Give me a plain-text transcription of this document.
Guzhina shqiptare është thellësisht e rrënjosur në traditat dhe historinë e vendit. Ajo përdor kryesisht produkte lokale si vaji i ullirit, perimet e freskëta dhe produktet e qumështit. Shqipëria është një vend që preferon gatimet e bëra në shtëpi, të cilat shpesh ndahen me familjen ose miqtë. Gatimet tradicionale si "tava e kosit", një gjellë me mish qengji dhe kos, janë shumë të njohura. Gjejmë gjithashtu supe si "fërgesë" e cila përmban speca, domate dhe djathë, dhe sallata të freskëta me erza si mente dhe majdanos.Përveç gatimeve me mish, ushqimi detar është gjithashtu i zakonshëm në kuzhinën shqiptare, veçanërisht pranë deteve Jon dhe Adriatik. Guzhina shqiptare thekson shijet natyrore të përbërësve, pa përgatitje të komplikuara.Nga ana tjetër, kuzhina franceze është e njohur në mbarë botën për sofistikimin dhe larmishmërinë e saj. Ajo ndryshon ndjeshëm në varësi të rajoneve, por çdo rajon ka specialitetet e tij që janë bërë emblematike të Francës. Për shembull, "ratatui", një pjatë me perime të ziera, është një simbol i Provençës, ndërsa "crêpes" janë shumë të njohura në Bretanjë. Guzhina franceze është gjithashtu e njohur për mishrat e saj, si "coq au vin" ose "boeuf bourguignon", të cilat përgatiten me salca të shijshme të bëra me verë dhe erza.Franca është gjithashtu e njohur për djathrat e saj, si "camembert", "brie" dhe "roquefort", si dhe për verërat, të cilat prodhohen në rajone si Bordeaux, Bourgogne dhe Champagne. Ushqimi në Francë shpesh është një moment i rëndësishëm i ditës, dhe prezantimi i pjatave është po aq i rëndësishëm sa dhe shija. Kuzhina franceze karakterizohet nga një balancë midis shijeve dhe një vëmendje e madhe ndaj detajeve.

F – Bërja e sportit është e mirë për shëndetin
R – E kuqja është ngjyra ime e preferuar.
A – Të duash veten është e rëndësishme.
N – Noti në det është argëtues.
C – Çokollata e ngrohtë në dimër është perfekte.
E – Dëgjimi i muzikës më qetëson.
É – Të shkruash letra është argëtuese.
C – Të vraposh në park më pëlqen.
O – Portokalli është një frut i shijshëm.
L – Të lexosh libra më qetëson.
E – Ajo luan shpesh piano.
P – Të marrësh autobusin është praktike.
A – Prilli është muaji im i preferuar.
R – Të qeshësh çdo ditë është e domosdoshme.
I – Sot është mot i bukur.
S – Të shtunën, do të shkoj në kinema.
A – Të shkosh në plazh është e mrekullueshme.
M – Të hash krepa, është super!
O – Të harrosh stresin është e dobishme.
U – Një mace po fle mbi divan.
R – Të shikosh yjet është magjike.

####################

** Exercise task **
Where a line in the material contains "qetëson", copy that line.

** The output **
E – Dëgjimi i muzikës më qetëson.
L – Të lexosh libra më qetëson.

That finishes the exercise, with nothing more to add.